◆ DATA IN THIS EXERCISE

::::::::::

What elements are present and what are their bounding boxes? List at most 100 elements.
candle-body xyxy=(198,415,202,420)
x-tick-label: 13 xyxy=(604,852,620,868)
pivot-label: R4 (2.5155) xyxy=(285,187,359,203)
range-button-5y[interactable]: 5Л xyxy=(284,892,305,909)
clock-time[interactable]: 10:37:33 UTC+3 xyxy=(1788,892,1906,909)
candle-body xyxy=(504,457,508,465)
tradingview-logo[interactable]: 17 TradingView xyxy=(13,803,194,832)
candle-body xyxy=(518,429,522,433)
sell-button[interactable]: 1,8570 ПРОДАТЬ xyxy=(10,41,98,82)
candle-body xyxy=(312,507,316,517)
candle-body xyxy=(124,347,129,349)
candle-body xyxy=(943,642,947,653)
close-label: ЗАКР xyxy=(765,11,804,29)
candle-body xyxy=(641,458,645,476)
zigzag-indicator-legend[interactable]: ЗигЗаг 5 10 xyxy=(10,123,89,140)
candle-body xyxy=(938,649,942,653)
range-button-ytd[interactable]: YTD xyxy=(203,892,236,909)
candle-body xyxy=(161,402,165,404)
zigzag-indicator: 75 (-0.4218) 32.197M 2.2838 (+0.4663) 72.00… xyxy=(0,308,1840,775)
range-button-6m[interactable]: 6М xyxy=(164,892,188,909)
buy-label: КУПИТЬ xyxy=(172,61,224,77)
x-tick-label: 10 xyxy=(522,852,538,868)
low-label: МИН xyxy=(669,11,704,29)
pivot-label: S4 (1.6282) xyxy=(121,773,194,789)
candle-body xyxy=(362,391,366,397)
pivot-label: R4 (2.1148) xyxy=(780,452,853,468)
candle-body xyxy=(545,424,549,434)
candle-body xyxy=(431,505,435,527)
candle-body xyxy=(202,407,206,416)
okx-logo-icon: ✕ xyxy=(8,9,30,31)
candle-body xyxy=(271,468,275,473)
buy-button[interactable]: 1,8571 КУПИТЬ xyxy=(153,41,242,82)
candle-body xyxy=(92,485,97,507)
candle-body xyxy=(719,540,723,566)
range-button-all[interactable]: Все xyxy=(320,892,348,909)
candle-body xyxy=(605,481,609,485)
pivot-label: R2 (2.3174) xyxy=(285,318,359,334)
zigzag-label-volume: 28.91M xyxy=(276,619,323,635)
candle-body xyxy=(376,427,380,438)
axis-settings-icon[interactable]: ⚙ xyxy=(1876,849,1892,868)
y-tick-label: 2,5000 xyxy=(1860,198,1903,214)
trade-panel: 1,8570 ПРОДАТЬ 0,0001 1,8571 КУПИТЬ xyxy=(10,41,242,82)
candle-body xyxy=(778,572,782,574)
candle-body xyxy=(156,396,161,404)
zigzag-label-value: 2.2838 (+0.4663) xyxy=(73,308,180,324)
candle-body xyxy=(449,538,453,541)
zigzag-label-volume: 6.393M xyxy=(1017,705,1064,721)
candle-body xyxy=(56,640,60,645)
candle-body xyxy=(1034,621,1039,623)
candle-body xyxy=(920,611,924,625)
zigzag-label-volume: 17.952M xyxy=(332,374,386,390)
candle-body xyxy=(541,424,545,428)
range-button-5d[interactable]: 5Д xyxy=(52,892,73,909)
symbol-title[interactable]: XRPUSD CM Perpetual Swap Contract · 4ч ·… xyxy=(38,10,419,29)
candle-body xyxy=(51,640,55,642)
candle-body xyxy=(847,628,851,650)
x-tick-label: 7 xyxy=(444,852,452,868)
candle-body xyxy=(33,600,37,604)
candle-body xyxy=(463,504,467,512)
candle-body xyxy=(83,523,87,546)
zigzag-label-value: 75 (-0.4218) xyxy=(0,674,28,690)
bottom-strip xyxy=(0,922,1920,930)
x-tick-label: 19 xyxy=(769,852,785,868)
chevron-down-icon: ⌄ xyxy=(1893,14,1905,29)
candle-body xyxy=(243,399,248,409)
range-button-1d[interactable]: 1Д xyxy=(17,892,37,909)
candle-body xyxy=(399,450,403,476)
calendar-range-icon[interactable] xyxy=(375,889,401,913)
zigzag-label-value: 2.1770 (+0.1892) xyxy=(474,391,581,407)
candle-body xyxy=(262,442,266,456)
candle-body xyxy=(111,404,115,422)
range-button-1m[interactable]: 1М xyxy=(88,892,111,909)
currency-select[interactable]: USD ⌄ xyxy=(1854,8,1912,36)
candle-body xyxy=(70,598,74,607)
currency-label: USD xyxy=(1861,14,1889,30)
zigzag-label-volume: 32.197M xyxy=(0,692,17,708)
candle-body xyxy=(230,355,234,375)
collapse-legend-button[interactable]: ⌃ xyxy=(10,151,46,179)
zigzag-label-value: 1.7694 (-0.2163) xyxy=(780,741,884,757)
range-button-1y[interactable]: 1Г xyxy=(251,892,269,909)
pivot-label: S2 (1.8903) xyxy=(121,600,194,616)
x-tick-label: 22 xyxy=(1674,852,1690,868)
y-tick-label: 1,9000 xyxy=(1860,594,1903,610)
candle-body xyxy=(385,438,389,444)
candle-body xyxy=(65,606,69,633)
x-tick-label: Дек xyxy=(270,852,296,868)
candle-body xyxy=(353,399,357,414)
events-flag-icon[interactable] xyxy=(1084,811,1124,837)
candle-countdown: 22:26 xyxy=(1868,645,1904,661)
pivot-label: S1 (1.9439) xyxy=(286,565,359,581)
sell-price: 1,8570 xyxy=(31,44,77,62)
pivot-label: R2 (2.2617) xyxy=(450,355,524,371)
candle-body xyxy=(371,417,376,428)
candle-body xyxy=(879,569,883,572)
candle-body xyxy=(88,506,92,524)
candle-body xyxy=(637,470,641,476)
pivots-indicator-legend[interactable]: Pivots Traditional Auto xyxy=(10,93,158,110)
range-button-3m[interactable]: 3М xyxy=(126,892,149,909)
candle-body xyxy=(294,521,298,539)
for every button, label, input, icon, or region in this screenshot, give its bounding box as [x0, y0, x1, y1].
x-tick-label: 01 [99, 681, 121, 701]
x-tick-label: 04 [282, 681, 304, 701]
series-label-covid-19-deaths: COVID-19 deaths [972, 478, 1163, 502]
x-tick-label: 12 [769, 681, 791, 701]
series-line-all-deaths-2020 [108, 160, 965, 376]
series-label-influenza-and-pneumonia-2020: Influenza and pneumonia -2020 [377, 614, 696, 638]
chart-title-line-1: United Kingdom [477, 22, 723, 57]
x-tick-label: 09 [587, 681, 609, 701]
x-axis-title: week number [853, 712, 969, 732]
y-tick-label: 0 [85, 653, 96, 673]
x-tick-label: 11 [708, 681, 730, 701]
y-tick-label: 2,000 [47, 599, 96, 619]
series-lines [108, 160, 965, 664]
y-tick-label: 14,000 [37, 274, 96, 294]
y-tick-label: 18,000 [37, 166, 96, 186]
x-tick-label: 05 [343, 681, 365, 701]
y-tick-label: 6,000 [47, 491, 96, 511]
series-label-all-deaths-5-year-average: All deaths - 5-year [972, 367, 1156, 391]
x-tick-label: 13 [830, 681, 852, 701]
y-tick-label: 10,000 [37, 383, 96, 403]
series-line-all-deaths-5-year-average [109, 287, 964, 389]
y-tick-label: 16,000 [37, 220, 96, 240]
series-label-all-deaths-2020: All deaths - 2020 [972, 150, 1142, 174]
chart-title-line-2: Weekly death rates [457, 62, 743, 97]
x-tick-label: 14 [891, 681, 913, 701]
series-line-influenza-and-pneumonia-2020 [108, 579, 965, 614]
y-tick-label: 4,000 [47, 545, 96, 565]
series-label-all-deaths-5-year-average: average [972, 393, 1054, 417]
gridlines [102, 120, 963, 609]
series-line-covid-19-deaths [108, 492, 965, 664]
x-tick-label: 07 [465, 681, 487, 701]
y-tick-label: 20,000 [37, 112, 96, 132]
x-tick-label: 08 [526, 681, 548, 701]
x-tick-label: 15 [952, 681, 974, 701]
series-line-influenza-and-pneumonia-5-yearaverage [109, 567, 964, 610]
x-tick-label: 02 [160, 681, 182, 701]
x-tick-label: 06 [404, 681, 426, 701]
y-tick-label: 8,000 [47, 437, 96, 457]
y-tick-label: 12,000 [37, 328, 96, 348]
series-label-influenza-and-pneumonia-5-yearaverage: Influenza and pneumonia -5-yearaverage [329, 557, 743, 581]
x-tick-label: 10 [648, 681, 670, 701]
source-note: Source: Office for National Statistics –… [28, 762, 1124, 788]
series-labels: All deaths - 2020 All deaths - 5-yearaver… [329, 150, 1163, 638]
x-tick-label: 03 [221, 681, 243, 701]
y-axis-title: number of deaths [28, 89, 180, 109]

::::::::::

◆ WHAT NEEDS TO BE DONE
Render the entries from the start through the line containing "candle-body xyxy=(376,427,380,438)" as a Markdown table with the columns "Row" and "Line text". Number each row and omit blank lines.

◆ TASK RESULT
| Row | Line text |
|---|---|
| 1 | What elements are present and what are their bounding boxes? List at most 100 elements. |
| 2 | candle-body xyxy=(198,415,202,420) |
| 3 | x-tick-label: 13 xyxy=(604,852,620,868) |
| 4 | pivot-label: R4 (2.5155) xyxy=(285,187,359,203) |
| 5 | range-button-5y[interactable]: 5Л xyxy=(284,892,305,909) |
| 6 | clock-time[interactable]: 10:37:33 UTC+3 xyxy=(1788,892,1906,909) |
| 7 | candle-body xyxy=(504,457,508,465) |
| 8 | tradingview-logo[interactable]: 17 TradingView xyxy=(13,803,194,832) |
| 9 | candle-body xyxy=(518,429,522,433) |
| 10 | sell-button[interactable]: 1,8570 ПРОДАТЬ xyxy=(10,41,98,82) |
| 11 | candle-body xyxy=(312,507,316,517) |
| 12 | candle-body xyxy=(124,347,129,349) |
| 13 | candle-body xyxy=(943,642,947,653) |
| 14 | close-label: ЗАКР xyxy=(765,11,804,29) |
| 15 | candle-body xyxy=(641,458,645,476) |
| 16 | zigzag-indicator-legend[interactable]: ЗигЗаг 5 10 xyxy=(10,123,89,140) |
| 17 | candle-body xyxy=(938,649,942,653) |
| 18 | range-button-ytd[interactable]: YTD xyxy=(203,892,236,909) |
| 19 | candle-body xyxy=(161,402,165,404) |
| 20 | zigzag-indicator: 75 (-0.4218) 32.197M 2.2838 (+0.4663) 72.00… xyxy=(0,308,1840,775) |
| 21 | range-button-6m[interactable]: 6М xyxy=(164,892,188,909) |
| 22 | buy-label: КУПИТЬ xyxy=(172,61,224,77) |
| 23 | x-tick-label: 10 xyxy=(522,852,538,868) |
| 24 | low-label: МИН xyxy=(669,11,704,29) |
| 25 | pivot-label: S4 (1.6282) xyxy=(121,773,194,789) |
| 26 | candle-body xyxy=(362,391,366,397) |
| 27 | pivot-label: R4 (2.1148) xyxy=(780,452,853,468) |
| 28 | candle-body xyxy=(545,424,549,434) |
| 29 | candle-body xyxy=(431,505,435,527) |
| 30 | candle-body xyxy=(202,407,206,416) |
| 31 | okx-logo-icon: ✕ xyxy=(8,9,30,31) |
| 32 | candle-body xyxy=(271,468,275,473) |
| 33 | buy-button[interactable]: 1,8571 КУПИТЬ xyxy=(153,41,242,82) |
| 34 | candle-body xyxy=(92,485,97,507) |
| 35 | candle-body xyxy=(719,540,723,566) |
| 36 | range-button-all[interactable]: Все xyxy=(320,892,348,909) |
| 37 | candle-body xyxy=(605,481,609,485) |
| 38 | pivot-label: R2 (2.3174) xyxy=(285,318,359,334) |
| 39 | zigzag-label-volume: 28.91M xyxy=(276,619,323,635) |
| 40 | candle-body xyxy=(376,427,380,438) |